::: TEXT PASSAGE :::

Cellular mechanics and mechanobiology
Many cells in tissues are exposed to dynamic mechanical perturbations, which require constant feedback by those cells to maintain tissue function. The Alford Lab uses novel microfabrication and computational methods to better understand this cellular adaptation in development and disease.
Tissue mechanics, aneurysms, and pain
The Barocas research group explores the relationship between tissue architecture and mechanics using multiscale computational models and mechanical experiments. Currently, they’re researching how aneurysms grow and fail, and how spinal load leads to injury or pain.
Bioprinting cardiac tissues
The Ogle Lab is pushing the boundaries of 3D cardiac bioprinting. They’ve created patches that can be adhered to failing hearts, which has successfully restored cardiac function in rodents. Plus, they’ve fabricated living hearts based on a human heart’s magnetic resonance imaging (MRI) data.
Prediction and prevention of cardiac arrhythmias
Alena Talkachova’s group visualizes electrical activity in the heart and small patches of cardiac tissue. They use nonlinear dynamics approaches to predict transition from normal to abnormal cardiac rhythms, and to prevent arrhythmias in the heart. They also develop novel tools to guide mapping-specific ablation in patients with atrial fibrillation.

::: RECORD EXCERPTS :::

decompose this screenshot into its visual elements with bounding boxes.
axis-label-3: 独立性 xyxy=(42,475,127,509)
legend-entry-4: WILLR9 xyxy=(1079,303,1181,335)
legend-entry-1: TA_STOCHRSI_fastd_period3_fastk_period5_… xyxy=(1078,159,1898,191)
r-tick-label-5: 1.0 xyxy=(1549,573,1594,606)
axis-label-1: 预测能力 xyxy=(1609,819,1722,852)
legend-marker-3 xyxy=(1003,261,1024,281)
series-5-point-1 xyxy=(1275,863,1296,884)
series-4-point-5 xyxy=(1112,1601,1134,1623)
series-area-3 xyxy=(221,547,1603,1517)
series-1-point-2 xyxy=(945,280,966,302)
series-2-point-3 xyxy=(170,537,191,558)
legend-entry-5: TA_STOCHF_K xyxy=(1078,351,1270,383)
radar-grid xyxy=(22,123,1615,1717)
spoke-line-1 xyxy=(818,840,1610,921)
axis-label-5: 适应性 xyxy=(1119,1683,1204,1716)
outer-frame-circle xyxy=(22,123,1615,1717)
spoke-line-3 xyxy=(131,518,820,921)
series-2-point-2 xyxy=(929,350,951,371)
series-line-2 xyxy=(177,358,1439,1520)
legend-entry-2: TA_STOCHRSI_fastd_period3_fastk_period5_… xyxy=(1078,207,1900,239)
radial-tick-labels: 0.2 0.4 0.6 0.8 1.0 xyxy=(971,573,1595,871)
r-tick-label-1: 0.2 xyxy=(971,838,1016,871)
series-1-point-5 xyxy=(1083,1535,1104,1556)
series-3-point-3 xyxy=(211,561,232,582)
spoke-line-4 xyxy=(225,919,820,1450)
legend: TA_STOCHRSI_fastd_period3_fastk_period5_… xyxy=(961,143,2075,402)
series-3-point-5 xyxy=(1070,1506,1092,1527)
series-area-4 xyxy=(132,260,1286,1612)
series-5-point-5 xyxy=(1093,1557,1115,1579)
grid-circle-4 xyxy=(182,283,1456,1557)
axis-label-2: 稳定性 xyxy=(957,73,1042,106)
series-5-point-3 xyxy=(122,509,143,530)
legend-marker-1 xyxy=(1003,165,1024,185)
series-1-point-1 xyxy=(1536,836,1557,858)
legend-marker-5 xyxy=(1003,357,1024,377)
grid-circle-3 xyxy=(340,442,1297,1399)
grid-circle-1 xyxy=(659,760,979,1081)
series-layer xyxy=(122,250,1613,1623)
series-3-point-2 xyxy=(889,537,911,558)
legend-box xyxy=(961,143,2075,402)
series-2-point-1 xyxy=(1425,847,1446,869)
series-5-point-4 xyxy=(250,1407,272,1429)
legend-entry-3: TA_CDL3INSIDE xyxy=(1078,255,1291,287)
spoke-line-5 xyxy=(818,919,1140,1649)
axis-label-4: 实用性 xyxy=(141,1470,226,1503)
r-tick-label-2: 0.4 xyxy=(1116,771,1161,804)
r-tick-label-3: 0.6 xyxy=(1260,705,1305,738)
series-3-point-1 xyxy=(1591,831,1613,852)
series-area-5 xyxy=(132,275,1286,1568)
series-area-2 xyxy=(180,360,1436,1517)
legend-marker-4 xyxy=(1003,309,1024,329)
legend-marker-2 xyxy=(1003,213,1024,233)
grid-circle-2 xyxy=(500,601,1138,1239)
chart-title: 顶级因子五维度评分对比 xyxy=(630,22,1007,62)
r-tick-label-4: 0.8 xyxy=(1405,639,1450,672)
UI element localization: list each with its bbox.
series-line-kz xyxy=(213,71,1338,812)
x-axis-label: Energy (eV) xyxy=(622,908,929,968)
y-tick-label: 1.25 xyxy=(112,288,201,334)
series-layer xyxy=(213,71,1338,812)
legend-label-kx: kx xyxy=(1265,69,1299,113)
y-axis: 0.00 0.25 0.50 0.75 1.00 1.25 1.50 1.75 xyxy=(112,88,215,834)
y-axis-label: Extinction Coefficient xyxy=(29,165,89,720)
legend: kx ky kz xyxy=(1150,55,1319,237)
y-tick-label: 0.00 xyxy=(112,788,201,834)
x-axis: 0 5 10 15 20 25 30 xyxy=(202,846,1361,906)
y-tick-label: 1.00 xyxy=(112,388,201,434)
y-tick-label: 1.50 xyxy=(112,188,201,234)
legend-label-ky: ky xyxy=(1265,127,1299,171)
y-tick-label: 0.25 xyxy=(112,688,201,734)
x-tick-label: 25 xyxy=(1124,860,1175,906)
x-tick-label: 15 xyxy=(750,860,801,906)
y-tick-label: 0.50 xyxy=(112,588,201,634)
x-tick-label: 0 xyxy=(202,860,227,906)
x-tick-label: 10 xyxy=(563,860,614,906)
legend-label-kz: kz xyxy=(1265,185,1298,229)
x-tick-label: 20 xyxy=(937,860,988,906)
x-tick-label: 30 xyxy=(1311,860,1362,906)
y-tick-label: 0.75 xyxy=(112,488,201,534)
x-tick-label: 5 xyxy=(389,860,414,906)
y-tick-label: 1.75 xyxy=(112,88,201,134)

:::

Please copy out the passage of the lab research text starting at "Cellular mechanics and" and ending at "development and disease.". None of the records matter for what you are asked to do here.

YOUR SOLUTION:
Cellular mechanics and mechanobiology
Many cells in tissues are exposed to dynamic mechanical perturbations, which require constant feedback by those cells to maintain tissue function. The Alford Lab uses novel microfabrication and computational methods to better understand this cellular adaptation in development and disease.